Report every line of the records that contains the word "Geschichte", copying each such line in full.

※

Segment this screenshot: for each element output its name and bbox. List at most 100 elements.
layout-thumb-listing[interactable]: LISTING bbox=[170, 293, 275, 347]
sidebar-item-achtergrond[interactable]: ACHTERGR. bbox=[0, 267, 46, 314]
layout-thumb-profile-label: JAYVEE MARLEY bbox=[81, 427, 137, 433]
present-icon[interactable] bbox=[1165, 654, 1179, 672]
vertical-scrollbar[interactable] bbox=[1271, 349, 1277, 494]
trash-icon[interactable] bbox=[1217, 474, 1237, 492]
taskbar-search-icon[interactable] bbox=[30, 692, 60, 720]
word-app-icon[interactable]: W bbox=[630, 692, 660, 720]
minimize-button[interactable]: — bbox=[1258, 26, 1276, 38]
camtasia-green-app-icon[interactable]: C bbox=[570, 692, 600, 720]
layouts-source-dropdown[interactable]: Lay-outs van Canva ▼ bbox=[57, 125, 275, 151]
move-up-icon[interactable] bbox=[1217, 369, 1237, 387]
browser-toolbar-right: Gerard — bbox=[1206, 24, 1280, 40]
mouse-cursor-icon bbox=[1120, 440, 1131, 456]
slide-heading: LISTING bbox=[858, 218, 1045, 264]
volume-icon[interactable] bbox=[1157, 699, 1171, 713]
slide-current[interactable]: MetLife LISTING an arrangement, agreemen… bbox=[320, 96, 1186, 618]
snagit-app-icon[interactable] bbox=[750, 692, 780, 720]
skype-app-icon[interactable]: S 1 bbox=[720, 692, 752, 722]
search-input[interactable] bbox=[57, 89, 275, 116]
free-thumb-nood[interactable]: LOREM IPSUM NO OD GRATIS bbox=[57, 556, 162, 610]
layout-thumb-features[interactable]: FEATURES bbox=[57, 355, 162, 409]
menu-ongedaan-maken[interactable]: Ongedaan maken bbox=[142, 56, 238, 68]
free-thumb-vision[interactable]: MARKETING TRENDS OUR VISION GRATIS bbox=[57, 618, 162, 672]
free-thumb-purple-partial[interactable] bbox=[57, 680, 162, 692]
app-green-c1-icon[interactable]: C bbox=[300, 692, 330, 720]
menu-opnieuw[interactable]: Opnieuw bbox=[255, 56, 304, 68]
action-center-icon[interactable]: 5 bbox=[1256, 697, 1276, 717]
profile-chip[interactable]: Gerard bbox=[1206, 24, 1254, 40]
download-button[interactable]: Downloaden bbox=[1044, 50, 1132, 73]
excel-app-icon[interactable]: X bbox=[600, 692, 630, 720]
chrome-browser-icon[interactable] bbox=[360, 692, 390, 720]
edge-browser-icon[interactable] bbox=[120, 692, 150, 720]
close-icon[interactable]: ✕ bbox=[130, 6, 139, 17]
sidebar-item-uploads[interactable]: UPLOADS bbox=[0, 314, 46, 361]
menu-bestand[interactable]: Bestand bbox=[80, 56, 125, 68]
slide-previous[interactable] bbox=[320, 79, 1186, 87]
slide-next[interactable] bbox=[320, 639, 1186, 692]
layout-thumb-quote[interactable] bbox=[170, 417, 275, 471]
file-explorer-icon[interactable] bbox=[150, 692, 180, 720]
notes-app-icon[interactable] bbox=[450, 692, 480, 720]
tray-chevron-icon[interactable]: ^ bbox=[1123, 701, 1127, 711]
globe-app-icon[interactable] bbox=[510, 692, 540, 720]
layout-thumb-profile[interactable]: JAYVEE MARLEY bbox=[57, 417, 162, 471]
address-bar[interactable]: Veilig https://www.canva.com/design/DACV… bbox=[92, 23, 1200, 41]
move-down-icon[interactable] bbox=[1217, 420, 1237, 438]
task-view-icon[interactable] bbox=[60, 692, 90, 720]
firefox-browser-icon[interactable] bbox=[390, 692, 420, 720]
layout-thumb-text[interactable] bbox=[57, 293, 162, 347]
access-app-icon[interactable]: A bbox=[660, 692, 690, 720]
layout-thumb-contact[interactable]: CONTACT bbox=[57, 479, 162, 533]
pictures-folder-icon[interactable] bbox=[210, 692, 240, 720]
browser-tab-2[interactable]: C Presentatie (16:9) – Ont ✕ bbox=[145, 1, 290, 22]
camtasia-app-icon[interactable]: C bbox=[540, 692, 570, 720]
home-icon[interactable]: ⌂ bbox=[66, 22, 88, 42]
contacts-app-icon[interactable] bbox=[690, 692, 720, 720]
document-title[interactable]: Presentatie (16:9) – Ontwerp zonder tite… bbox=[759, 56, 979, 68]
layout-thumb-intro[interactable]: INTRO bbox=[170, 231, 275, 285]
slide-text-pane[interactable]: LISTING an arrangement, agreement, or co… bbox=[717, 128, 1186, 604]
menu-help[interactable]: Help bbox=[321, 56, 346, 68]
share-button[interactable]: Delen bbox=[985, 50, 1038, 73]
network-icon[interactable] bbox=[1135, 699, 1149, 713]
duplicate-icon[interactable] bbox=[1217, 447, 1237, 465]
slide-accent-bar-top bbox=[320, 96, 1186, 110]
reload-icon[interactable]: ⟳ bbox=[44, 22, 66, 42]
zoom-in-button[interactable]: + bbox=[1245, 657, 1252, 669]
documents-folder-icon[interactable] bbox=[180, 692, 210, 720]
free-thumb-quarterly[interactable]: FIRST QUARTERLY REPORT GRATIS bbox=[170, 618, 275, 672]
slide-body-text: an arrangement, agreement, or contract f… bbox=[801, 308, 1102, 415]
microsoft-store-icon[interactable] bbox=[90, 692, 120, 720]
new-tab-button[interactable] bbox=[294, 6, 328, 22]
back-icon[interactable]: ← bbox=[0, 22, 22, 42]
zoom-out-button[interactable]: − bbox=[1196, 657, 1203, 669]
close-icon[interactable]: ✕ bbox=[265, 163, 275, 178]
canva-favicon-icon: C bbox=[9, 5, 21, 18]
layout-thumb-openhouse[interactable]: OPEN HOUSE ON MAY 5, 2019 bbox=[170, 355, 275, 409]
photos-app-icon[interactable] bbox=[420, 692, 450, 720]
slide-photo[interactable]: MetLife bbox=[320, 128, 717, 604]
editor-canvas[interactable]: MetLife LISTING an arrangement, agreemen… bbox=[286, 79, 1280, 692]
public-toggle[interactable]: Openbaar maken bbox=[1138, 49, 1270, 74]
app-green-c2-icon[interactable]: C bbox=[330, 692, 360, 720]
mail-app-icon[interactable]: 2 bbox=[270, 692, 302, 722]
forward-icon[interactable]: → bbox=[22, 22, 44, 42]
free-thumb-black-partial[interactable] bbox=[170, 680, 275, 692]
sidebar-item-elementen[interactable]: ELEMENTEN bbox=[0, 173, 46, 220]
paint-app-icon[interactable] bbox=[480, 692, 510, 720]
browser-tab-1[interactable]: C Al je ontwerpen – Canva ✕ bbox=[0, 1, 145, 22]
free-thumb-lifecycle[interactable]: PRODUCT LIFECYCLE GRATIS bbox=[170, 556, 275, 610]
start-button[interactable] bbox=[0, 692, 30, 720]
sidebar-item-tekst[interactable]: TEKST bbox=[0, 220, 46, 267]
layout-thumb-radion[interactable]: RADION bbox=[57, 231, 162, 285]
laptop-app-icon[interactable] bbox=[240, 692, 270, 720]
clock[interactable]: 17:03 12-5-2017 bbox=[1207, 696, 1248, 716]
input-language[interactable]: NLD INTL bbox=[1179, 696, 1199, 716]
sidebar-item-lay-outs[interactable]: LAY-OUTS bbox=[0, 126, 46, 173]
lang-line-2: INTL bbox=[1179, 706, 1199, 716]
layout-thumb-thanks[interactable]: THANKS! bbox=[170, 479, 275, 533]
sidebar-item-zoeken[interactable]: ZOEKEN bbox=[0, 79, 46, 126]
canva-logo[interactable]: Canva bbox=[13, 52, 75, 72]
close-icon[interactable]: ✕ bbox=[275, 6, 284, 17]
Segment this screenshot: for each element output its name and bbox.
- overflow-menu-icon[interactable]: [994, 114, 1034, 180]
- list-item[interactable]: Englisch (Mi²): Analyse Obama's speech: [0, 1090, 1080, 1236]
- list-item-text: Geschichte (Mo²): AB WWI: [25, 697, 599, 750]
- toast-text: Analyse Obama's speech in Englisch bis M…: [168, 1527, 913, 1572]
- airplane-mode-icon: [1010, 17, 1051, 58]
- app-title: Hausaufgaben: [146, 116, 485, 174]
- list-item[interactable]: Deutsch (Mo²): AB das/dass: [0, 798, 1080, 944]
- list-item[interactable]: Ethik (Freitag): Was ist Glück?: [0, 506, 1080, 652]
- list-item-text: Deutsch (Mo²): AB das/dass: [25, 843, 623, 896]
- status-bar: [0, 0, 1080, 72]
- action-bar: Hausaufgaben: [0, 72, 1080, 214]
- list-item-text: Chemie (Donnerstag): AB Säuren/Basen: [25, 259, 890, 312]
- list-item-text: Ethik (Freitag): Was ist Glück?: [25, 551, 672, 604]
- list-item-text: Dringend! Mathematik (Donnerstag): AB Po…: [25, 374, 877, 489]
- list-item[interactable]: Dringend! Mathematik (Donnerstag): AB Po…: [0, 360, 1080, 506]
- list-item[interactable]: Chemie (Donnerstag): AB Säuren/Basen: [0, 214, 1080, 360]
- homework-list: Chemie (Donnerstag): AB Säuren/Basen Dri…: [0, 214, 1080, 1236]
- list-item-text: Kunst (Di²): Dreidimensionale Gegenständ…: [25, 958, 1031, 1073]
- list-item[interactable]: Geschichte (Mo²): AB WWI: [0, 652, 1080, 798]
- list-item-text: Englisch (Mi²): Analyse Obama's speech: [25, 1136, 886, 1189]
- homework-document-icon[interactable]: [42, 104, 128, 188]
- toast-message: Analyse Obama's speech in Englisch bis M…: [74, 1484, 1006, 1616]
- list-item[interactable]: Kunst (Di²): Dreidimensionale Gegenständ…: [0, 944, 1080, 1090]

※

EXPECTED OUTPUT ::
- list-item-text: Geschichte (Mo²): AB WWI: [25, 697, 599, 750]
- list-item[interactable]: Geschichte (Mo²): AB WWI: [0, 652, 1080, 798]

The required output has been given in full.